== WHAT TO WORK ON ==
Extract the lines that hold the string "норму".

##### EXTRACTED RECORDS #####

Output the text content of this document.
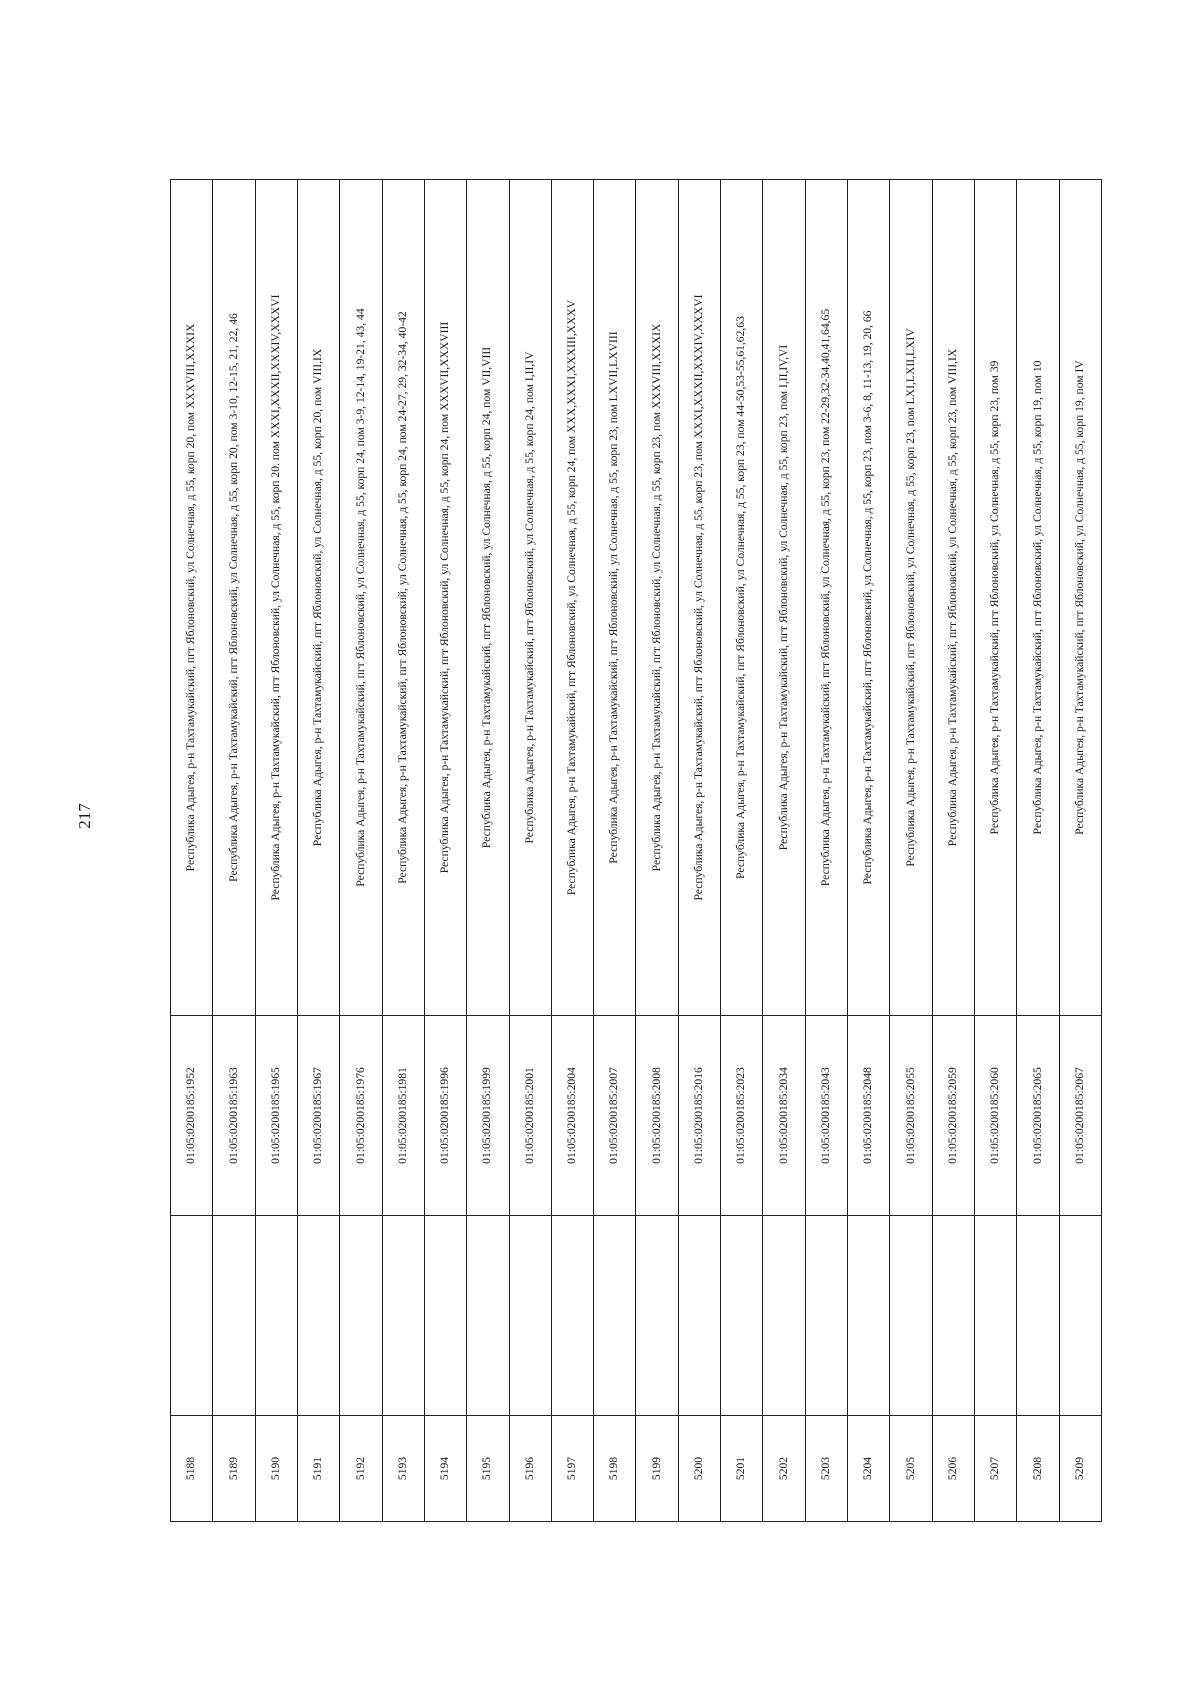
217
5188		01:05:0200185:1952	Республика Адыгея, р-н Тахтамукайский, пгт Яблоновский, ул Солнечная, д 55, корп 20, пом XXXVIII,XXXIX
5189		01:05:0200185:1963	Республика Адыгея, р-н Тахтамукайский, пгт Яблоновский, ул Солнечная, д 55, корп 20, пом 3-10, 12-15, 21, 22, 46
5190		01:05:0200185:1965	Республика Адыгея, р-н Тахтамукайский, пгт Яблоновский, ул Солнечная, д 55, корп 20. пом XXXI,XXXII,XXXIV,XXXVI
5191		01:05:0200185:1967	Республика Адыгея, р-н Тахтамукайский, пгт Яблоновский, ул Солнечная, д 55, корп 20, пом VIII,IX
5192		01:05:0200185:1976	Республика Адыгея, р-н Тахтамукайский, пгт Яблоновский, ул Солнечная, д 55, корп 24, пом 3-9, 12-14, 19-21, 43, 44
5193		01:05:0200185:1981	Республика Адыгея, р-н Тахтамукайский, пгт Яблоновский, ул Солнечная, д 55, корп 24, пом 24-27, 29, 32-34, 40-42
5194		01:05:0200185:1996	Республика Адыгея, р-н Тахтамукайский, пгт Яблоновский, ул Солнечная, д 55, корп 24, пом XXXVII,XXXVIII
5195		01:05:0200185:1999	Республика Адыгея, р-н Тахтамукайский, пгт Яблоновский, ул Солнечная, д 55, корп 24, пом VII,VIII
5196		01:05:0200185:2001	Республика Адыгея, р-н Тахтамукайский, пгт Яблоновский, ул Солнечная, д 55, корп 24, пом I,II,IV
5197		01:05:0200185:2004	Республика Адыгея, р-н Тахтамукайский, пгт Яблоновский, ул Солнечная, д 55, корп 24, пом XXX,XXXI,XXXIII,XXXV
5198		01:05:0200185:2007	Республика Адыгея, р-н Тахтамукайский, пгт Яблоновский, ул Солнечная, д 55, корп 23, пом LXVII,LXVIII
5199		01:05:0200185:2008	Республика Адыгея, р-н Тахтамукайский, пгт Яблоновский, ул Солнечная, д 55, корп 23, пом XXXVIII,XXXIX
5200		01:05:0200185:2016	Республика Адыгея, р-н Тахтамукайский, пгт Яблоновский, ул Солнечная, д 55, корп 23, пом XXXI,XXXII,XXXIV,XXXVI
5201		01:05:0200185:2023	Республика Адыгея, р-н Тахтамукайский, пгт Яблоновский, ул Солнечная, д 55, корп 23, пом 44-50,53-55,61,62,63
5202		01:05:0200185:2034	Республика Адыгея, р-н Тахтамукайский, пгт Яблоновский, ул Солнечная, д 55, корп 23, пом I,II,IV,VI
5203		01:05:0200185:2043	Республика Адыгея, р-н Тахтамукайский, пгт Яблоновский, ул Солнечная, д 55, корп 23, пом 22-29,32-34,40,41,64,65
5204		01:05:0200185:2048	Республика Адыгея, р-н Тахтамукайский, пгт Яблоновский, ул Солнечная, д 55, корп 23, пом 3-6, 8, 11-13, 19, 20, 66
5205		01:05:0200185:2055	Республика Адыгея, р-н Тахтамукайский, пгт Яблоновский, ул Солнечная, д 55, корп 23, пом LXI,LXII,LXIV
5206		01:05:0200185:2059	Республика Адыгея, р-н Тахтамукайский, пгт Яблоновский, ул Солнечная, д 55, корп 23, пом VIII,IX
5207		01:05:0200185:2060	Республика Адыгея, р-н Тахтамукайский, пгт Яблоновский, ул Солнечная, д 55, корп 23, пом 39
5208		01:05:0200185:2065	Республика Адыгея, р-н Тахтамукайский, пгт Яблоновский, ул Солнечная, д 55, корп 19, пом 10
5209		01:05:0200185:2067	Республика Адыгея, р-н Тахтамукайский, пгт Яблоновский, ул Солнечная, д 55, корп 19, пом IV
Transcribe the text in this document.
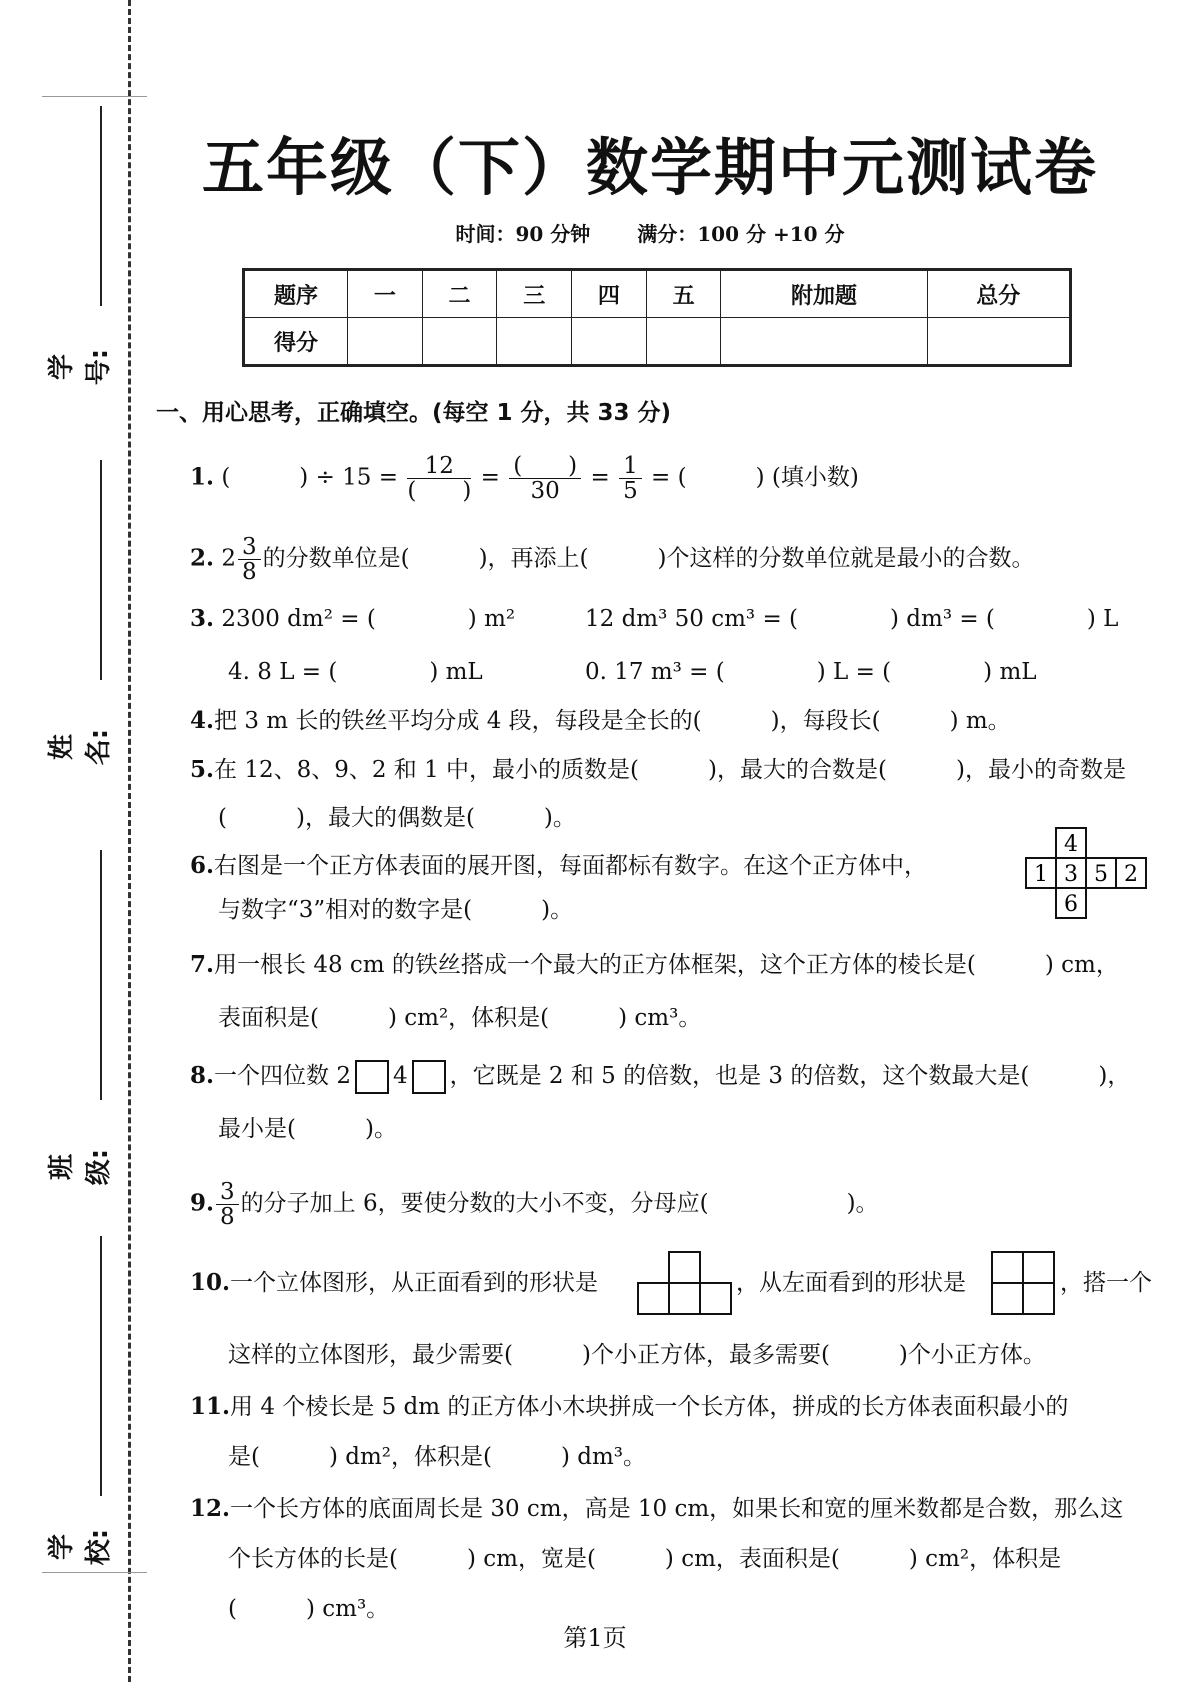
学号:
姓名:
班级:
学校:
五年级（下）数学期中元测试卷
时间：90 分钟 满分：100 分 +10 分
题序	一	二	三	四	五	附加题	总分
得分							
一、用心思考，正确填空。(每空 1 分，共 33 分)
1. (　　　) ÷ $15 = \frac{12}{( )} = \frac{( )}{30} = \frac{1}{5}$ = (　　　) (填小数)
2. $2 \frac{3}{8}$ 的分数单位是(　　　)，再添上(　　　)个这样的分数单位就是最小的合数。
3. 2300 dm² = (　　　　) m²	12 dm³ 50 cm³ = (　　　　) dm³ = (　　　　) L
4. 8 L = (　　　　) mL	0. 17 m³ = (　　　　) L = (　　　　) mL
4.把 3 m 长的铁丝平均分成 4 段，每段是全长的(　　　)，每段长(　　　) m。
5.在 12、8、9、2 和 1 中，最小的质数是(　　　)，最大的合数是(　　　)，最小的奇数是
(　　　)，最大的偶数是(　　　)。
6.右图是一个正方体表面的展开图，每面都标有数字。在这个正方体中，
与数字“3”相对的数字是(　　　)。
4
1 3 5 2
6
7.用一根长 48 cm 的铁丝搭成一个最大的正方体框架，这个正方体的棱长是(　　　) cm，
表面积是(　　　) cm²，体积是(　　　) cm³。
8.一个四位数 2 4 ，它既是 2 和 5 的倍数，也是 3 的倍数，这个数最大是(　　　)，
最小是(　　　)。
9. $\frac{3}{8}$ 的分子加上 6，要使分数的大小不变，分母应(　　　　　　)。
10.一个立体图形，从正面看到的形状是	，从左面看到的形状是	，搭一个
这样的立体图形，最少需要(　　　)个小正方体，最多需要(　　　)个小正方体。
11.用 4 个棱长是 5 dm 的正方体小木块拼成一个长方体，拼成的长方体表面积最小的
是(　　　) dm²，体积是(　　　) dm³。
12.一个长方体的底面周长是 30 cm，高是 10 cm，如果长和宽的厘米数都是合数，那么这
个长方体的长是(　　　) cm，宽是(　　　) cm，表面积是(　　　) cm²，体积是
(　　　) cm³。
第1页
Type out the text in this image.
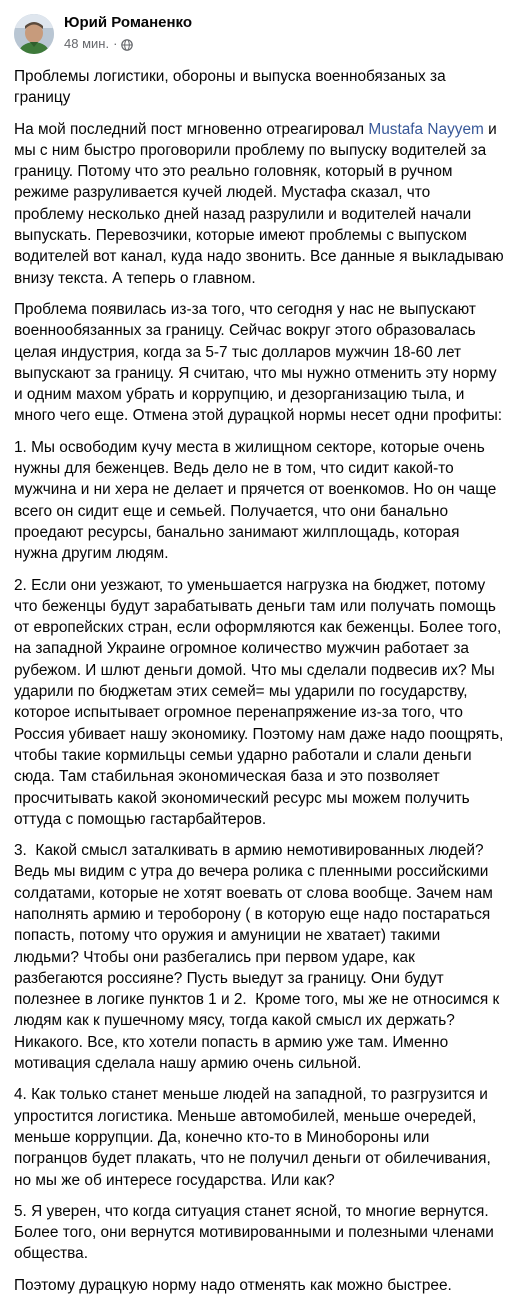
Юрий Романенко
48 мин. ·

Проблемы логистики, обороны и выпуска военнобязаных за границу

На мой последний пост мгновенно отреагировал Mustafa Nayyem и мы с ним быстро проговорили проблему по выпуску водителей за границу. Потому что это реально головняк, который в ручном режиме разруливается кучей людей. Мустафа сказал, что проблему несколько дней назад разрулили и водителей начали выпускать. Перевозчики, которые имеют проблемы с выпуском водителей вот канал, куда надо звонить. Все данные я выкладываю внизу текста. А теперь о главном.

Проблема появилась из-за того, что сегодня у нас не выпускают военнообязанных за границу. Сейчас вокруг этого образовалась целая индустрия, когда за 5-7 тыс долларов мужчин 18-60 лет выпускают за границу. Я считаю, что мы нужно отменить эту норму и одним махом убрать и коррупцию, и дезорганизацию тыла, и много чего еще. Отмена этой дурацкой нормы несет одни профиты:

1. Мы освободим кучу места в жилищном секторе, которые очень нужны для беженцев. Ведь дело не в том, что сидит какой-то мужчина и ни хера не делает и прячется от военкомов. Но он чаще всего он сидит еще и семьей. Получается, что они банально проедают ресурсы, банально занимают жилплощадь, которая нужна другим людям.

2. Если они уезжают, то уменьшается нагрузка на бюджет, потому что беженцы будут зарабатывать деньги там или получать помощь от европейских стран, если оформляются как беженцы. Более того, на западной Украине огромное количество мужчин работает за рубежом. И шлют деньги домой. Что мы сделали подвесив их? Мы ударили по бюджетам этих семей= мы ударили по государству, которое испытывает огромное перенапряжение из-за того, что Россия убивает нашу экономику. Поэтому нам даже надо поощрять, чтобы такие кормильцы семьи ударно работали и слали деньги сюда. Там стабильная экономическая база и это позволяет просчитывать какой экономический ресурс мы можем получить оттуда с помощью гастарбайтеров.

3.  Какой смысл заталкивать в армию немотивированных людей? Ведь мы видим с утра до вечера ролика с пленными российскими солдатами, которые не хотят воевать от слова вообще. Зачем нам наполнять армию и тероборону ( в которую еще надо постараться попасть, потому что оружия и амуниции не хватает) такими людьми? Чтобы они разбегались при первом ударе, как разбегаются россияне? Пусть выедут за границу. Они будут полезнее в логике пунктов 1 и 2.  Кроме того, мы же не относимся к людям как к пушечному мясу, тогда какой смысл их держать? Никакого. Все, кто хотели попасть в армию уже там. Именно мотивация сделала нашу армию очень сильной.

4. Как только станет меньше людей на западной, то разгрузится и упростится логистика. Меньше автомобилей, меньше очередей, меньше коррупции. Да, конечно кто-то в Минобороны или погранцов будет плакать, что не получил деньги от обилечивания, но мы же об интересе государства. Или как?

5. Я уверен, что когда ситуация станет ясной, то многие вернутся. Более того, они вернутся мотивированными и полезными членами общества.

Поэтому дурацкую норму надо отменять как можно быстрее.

#####

== COMPLETE RESPONSE ==
Проблема появилась из-за того, что сегодня у нас не выпускают военнообязанных за границу. Сейчас вокруг этого образовалась целая индустрия, когда за 5-7 тыс долларов мужчин 18-60 лет выпускают за границу. Я считаю, что мы нужно отменить эту норму и одним махом убрать и коррупцию, и дезорганизацию тыла, и много чего еще. Отмена этой дурацкой нормы несет одни профиты:
Поэтому дурацкую норму надо отменять как можно быстрее.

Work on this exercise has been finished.